**Data provided**
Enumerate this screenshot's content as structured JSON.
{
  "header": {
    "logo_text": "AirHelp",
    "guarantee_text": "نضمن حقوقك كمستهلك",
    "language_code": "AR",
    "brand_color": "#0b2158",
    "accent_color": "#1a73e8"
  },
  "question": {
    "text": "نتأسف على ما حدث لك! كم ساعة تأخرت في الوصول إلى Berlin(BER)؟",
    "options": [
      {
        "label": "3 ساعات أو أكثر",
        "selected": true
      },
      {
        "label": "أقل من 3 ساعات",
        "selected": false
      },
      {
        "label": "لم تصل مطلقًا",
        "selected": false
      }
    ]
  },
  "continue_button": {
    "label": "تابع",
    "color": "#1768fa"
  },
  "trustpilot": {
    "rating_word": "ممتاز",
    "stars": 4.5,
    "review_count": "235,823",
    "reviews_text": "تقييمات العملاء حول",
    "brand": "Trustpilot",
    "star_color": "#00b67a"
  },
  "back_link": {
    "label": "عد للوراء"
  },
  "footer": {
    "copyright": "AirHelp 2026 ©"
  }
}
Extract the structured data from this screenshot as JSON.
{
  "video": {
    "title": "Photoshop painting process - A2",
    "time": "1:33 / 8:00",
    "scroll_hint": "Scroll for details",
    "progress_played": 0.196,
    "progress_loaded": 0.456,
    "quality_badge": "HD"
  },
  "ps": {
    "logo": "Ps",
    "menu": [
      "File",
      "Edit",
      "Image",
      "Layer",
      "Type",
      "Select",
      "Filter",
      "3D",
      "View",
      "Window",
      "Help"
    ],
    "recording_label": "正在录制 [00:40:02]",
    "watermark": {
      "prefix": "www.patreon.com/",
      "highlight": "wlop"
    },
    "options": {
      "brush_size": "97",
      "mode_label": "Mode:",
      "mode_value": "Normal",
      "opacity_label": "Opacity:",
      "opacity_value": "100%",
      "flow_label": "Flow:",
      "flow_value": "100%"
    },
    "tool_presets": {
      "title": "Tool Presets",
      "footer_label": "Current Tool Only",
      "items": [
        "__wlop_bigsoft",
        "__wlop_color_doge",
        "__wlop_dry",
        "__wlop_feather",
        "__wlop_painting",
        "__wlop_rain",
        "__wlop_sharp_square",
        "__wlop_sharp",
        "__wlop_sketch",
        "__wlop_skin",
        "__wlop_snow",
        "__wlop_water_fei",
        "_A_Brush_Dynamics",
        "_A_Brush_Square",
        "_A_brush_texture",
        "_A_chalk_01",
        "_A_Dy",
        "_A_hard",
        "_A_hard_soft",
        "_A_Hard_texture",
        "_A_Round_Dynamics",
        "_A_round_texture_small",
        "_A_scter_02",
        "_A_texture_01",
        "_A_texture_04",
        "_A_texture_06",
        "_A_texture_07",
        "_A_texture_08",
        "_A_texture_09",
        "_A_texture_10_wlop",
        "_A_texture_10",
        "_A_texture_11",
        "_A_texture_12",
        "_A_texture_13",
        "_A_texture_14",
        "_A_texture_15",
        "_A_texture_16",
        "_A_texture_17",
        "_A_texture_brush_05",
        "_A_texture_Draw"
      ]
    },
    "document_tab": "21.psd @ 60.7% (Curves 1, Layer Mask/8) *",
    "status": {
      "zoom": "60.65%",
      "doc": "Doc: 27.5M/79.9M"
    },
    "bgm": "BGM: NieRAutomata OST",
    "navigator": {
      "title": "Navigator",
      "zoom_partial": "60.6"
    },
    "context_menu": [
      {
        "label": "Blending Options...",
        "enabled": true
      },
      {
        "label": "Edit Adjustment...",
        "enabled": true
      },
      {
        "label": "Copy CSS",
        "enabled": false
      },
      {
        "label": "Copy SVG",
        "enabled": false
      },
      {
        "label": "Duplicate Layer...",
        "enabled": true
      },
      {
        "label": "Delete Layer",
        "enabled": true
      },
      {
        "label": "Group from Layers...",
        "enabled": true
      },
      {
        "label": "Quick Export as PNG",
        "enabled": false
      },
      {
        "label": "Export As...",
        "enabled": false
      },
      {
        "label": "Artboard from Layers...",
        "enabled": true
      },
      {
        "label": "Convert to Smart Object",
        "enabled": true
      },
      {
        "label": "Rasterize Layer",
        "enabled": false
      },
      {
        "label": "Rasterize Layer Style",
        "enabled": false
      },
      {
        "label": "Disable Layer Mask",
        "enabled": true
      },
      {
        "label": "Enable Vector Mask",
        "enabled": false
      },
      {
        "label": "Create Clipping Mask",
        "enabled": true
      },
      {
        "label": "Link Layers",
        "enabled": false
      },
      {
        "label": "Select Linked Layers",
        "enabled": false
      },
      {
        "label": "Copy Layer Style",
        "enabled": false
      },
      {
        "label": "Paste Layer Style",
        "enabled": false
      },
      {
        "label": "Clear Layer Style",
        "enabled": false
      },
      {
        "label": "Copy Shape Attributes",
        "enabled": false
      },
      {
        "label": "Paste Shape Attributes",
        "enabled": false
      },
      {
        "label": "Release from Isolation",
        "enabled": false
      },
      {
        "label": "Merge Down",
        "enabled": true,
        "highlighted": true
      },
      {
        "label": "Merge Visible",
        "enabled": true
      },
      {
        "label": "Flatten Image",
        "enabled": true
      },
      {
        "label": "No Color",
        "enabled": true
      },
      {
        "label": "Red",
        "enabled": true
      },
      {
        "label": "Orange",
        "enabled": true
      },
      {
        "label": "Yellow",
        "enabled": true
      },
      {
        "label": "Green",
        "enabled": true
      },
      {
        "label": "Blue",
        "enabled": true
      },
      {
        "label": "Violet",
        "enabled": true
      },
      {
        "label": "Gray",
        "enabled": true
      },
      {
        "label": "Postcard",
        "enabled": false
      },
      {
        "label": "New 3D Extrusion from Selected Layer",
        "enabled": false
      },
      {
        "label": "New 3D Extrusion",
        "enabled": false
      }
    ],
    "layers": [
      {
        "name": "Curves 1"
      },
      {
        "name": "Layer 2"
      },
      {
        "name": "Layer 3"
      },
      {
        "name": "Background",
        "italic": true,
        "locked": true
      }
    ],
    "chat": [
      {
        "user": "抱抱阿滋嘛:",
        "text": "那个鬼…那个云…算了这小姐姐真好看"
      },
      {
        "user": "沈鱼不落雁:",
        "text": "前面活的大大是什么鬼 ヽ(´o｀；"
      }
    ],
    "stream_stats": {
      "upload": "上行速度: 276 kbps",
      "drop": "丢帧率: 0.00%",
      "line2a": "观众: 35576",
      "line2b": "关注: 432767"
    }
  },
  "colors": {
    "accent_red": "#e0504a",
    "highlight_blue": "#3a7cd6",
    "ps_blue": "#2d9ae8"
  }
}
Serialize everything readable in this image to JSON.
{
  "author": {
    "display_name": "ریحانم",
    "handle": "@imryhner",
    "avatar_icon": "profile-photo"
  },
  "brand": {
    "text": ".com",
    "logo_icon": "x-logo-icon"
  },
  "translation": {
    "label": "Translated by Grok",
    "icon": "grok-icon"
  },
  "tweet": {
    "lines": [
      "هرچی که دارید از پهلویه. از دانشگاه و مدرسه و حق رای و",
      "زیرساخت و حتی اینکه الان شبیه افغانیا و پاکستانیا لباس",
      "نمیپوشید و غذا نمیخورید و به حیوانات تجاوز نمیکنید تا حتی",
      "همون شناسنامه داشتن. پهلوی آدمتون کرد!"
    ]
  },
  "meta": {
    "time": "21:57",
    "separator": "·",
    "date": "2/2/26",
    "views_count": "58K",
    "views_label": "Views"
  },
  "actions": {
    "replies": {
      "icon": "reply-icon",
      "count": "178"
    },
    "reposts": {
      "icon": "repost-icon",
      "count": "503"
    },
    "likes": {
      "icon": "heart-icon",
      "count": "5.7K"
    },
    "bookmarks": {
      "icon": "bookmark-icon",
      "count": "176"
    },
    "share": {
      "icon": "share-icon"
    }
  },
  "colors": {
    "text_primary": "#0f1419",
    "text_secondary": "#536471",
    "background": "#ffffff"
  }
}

**Task goal**
Using the records given above, list every line that includes the word "this".

**Answer for the task**
Enumerate this screenshot's content as structured JSON.
Extract the structured data from this screenshot as JSON.
Serialize everything readable in this image to JSON.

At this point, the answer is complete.